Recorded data
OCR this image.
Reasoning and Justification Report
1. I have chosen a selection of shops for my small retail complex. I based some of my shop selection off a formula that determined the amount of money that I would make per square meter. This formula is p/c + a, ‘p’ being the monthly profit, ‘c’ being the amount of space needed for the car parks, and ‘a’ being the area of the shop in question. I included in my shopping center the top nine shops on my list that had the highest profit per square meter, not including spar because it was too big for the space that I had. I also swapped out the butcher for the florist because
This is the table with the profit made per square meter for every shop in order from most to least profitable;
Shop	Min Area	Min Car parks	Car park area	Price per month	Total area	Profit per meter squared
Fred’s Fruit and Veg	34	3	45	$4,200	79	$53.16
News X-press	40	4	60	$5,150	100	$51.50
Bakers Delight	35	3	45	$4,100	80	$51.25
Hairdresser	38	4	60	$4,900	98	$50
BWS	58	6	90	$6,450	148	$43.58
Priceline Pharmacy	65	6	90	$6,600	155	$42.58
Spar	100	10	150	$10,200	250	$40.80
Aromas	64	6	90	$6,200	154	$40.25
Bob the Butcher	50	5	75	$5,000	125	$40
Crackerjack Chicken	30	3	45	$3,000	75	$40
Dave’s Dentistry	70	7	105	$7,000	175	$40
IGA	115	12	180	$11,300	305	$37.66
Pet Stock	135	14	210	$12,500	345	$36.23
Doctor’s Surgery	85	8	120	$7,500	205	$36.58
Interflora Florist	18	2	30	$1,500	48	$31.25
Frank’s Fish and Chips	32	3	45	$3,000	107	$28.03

==

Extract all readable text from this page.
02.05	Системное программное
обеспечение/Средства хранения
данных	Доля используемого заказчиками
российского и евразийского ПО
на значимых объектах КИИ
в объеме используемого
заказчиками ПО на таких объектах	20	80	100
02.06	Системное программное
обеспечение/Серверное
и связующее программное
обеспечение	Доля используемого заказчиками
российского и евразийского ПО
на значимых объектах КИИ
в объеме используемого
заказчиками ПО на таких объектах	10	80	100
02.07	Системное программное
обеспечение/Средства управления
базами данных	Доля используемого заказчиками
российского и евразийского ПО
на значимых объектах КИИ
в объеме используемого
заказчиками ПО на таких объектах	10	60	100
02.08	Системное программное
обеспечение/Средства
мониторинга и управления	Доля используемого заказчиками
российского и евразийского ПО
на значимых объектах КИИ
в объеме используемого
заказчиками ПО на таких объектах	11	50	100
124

● **What the task asks**:
Find the lines that include the string "данных", then copy each of them.

● **Full response**:
данных	Доля используемого заказчиками
базами данных	Доля используемого заказчиками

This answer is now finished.